[Recorded data]
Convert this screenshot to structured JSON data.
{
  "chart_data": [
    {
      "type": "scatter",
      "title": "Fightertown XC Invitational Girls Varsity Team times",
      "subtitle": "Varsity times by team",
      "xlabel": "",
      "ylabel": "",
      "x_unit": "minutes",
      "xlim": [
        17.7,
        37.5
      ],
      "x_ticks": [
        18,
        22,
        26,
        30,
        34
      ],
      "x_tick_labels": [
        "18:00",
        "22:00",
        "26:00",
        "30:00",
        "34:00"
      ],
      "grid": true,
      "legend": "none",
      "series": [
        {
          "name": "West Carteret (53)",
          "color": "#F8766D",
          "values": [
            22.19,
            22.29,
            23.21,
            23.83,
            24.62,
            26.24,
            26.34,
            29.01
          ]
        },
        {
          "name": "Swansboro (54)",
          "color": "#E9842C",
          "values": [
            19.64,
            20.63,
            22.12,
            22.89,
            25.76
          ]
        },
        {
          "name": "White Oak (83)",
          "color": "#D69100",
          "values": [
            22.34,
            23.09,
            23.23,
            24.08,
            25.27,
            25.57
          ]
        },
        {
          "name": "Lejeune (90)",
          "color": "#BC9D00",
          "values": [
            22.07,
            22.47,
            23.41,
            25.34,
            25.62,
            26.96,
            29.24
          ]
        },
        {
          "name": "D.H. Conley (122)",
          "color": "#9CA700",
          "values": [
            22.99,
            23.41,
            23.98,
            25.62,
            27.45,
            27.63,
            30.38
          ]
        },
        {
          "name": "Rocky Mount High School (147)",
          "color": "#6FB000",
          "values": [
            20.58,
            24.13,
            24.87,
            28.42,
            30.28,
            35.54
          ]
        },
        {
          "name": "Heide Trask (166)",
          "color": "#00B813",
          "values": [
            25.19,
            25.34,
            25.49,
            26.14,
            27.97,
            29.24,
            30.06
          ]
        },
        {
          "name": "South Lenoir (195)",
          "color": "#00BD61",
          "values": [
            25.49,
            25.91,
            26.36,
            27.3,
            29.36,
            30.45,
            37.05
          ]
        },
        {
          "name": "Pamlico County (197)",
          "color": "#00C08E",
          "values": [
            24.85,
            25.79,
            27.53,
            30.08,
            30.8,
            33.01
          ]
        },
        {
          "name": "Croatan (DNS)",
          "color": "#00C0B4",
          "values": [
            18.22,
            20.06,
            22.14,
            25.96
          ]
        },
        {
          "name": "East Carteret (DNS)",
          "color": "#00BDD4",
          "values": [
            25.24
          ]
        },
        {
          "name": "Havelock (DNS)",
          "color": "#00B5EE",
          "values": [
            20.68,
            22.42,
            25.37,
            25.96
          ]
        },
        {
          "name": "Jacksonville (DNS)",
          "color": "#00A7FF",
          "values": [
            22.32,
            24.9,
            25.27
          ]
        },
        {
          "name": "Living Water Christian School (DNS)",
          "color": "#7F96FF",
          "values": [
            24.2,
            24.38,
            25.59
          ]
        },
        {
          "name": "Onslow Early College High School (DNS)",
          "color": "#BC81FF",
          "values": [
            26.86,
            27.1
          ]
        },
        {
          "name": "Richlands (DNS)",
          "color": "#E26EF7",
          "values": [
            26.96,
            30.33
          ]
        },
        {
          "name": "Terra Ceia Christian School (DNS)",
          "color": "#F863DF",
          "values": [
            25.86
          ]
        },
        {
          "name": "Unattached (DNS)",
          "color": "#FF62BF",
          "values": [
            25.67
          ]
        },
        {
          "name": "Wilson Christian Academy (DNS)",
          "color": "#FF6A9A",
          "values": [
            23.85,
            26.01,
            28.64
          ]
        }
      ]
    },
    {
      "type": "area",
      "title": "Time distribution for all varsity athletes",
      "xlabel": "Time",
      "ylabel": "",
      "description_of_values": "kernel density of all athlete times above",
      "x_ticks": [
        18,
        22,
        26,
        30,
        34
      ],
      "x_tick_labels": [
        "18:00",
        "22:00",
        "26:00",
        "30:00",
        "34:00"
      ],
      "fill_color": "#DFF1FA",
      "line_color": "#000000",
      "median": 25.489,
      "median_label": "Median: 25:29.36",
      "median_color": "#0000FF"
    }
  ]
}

> To do
Retype all of the entries precisely as they are.

> Finished exercise
Convert this screenshot to structured JSON data.
{
  "chart_data": [
    {
      "type": "scatter",
      "title": "Fightertown XC Invitational Girls Varsity Team times",
      "subtitle": "Varsity times by team",
      "xlabel": "",
      "ylabel": "",
      "x_unit": "minutes",
      "xlim": [
        17.7,
        37.5
      ],
      "x_ticks": [
        18,
        22,
        26,
        30,
        34
      ],
      "x_tick_labels": [
        "18:00",
        "22:00",
        "26:00",
        "30:00",
        "34:00"
      ],
      "grid": true,
      "legend": "none",
      "series": [
        {
          "name": "West Carteret (53)",
          "color": "#F8766D",
          "values": [
            22.19,
            22.29,
            23.21,
            23.83,
            24.62,
            26.24,
            26.34,
            29.01
          ]
        },
        {
          "name": "Swansboro (54)",
          "color": "#E9842C",
          "values": [
            19.64,
            20.63,
            22.12,
            22.89,
            25.76
          ]
        },
        {
          "name": "White Oak (83)",
          "color": "#D69100",
          "values": [
            22.34,
            23.09,
            23.23,
            24.08,
            25.27,
            25.57
          ]
        },
        {
          "name": "Lejeune (90)",
          "color": "#BC9D00",
          "values": [
            22.07,
            22.47,
            23.41,
            25.34,
            25.62,
            26.96,
            29.24
          ]
        },
        {
          "name": "D.H. Conley (122)",
          "color": "#9CA700",
          "values": [
            22.99,
            23.41,
            23.98,
            25.62,
            27.45,
            27.63,
            30.38
          ]
        },
        {
          "name": "Rocky Mount High School (147)",
          "color": "#6FB000",
          "values": [
            20.58,
            24.13,
            24.87,
            28.42,
            30.28,
            35.54
          ]
        },
        {
          "name": "Heide Trask (166)",
          "color": "#00B813",
          "values": [
            25.19,
            25.34,
            25.49,
            26.14,
            27.97,
            29.24,
            30.06
          ]
        },
        {
          "name": "South Lenoir (195)",
          "color": "#00BD61",
          "values": [
            25.49,
            25.91,
            26.36,
            27.3,
            29.36,
            30.45,
            37.05
          ]
        },
        {
          "name": "Pamlico County (197)",
          "color": "#00C08E",
          "values": [
            24.85,
            25.79,
            27.53,
            30.08,
            30.8,
            33.01
          ]
        },
        {
          "name": "Croatan (DNS)",
          "color": "#00C0B4",
          "values": [
            18.22,
            20.06,
            22.14,
            25.96
          ]
        },
        {
          "name": "East Carteret (DNS)",
          "color": "#00BDD4",
          "values": [
            25.24
          ]
        },
        {
          "name": "Havelock (DNS)",
          "color": "#00B5EE",
          "values": [
            20.68,
            22.42,
            25.37,
            25.96
          ]
        },
        {
          "name": "Jacksonville (DNS)",
          "color": "#00A7FF",
          "values": [
            22.32,
            24.9,
            25.27
          ]
        },
        {
          "name": "Living Water Christian School (DNS)",
          "color": "#7F96FF",
          "values": [
            24.2,
            24.38,
            25.59
          ]
        },
        {
          "name": "Onslow Early College High School (DNS)",
          "color": "#BC81FF",
          "values": [
            26.86,
            27.1
          ]
        },
        {
          "name": "Richlands (DNS)",
          "color": "#E26EF7",
          "values": [
            26.96,
            30.33
          ]
        },
        {
          "name": "Terra Ceia Christian School (DNS)",
          "color": "#F863DF",
          "values": [
            25.86
          ]
        },
        {
          "name": "Unattached (DNS)",
          "color": "#FF62BF",
          "values": [
            25.67
          ]
        },
        {
          "name": "Wilson Christian Academy (DNS)",
          "color": "#FF6A9A",
          "values": [
            23.85,
            26.01,
            28.64
          ]
        }
      ]
    },
    {
      "type": "area",
      "title": "Time distribution for all varsity athletes",
      "xlabel": "Time",
      "ylabel": "",
      "description_of_values": "kernel density of all athlete times above",
      "x_ticks": [
        18,
        22,
        26,
        30,
        34
      ],
      "x_tick_labels": [
        "18:00",
        "22:00",
        "26:00",
        "30:00",
        "34:00"
      ],
      "fill_color": "#DFF1FA",
      "line_color": "#000000",
      "median": 25.489,
      "median_label": "Median: 25:29.36",
      "median_color": "#0000FF"
    }
  ]
}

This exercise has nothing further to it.